## WHAT YOU HAVE TO DO
Copy the entries below exactly. Images do not belong in the copy.

* begin *

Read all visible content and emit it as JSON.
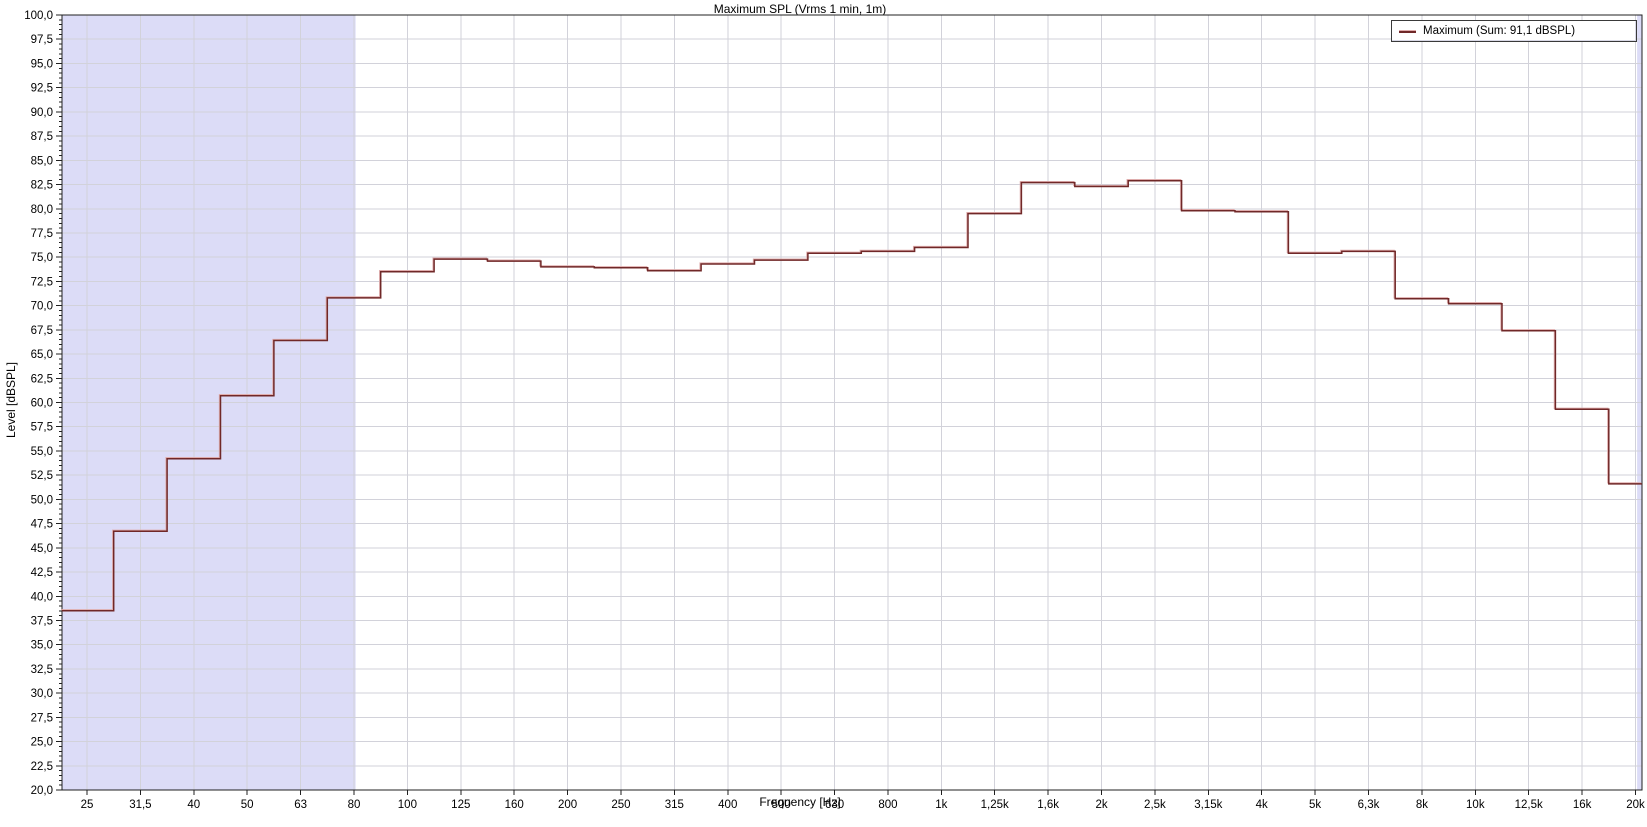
{
  "chart_data": {
    "type": "step-line",
    "title": "Maximum SPL (Vrms 1 min, 1m)",
    "xlabel": "Frequency [Hz]",
    "ylabel": "Level [dBSPL]",
    "legend": {
      "position": "top-right",
      "entries": [
        {
          "label": "Maximum (Sum: 91,1 dBSPL)",
          "color": "#702828"
        }
      ]
    },
    "sum_level_dbspl": "91,1",
    "x_axis_scale": "third-octave bands (logarithmic)",
    "categories": [
      "25",
      "31,5",
      "40",
      "50",
      "63",
      "80",
      "100",
      "125",
      "160",
      "200",
      "250",
      "315",
      "400",
      "500",
      "630",
      "800",
      "1k",
      "1,25k",
      "1,6k",
      "2k",
      "2,5k",
      "3,15k",
      "4k",
      "5k",
      "6,3k",
      "8k",
      "10k",
      "12,5k",
      "16k",
      "20k"
    ],
    "series": [
      {
        "name": "Maximum",
        "values": [
          38.5,
          46.7,
          54.2,
          60.7,
          66.4,
          70.8,
          73.5,
          74.8,
          74.6,
          74.0,
          73.9,
          73.6,
          74.3,
          74.7,
          75.4,
          75.6,
          76.0,
          79.5,
          82.7,
          82.3,
          82.9,
          79.8,
          79.7,
          75.4,
          75.6,
          70.7,
          70.2,
          67.4,
          59.3,
          51.6
        ]
      }
    ],
    "y_axis": {
      "min": 20,
      "max": 100,
      "major_step": 2.5,
      "minor_step": 0.5,
      "tick_labels": [
        "100,0",
        "97,5",
        "95,0",
        "92,5",
        "90,0",
        "87,5",
        "85,0",
        "82,5",
        "80,0",
        "77,5",
        "75,0",
        "72,5",
        "70,0",
        "67,5",
        "65,0",
        "62,5",
        "60,0",
        "57,5",
        "55,0",
        "52,5",
        "50,0",
        "47,5",
        "45,0",
        "42,5",
        "40,0",
        "37,5",
        "35,0",
        "32,5",
        "30,0",
        "27,5",
        "25,0",
        "22,5",
        "20,0"
      ]
    },
    "shaded_regions": [
      {
        "name": "below-80hz",
        "start_band_index": -0.6,
        "end_band_index": 5.03
      },
      {
        "name": "above-20khz",
        "start_band_index": 29.03,
        "end_band_index": 29.7
      }
    ],
    "grid": true,
    "colors": {
      "line_dark": "#702828",
      "line_light": "#dfadad",
      "shade": "#dcdcf7",
      "grid": "#d2d2da",
      "axis": "#202020",
      "text": "#000000"
    }
  }
}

* end *

## SOLUTION TO THIS PROBLEM
Read all visible content and emit it as JSON.
{
  "chart_data": {
    "type": "step-line",
    "title": "Maximum SPL (Vrms 1 min, 1m)",
    "xlabel": "Frequency [Hz]",
    "ylabel": "Level [dBSPL]",
    "legend": {
      "position": "top-right",
      "entries": [
        {
          "label": "Maximum (Sum: 91,1 dBSPL)",
          "color": "#702828"
        }
      ]
    },
    "sum_level_dbspl": "91,1",
    "x_axis_scale": "third-octave bands (logarithmic)",
    "categories": [
      "25",
      "31,5",
      "40",
      "50",
      "63",
      "80",
      "100",
      "125",
      "160",
      "200",
      "250",
      "315",
      "400",
      "500",
      "630",
      "800",
      "1k",
      "1,25k",
      "1,6k",
      "2k",
      "2,5k",
      "3,15k",
      "4k",
      "5k",
      "6,3k",
      "8k",
      "10k",
      "12,5k",
      "16k",
      "20k"
    ],
    "series": [
      {
        "name": "Maximum",
        "values": [
          38.5,
          46.7,
          54.2,
          60.7,
          66.4,
          70.8,
          73.5,
          74.8,
          74.6,
          74.0,
          73.9,
          73.6,
          74.3,
          74.7,
          75.4,
          75.6,
          76.0,
          79.5,
          82.7,
          82.3,
          82.9,
          79.8,
          79.7,
          75.4,
          75.6,
          70.7,
          70.2,
          67.4,
          59.3,
          51.6
        ]
      }
    ],
    "y_axis": {
      "min": 20,
      "max": 100,
      "major_step": 2.5,
      "minor_step": 0.5,
      "tick_labels": [
        "100,0",
        "97,5",
        "95,0",
        "92,5",
        "90,0",
        "87,5",
        "85,0",
        "82,5",
        "80,0",
        "77,5",
        "75,0",
        "72,5",
        "70,0",
        "67,5",
        "65,0",
        "62,5",
        "60,0",
        "57,5",
        "55,0",
        "52,5",
        "50,0",
        "47,5",
        "45,0",
        "42,5",
        "40,0",
        "37,5",
        "35,0",
        "32,5",
        "30,0",
        "27,5",
        "25,0",
        "22,5",
        "20,0"
      ]
    },
    "shaded_regions": [
      {
        "name": "below-80hz",
        "start_band_index": -0.6,
        "end_band_index": 5.03
      },
      {
        "name": "above-20khz",
        "start_band_index": 29.03,
        "end_band_index": 29.7
      }
    ],
    "grid": true,
    "colors": {
      "line_dark": "#702828",
      "line_light": "#dfadad",
      "shade": "#dcdcf7",
      "grid": "#d2d2da",
      "axis": "#202020",
      "text": "#000000"
    }
  }
}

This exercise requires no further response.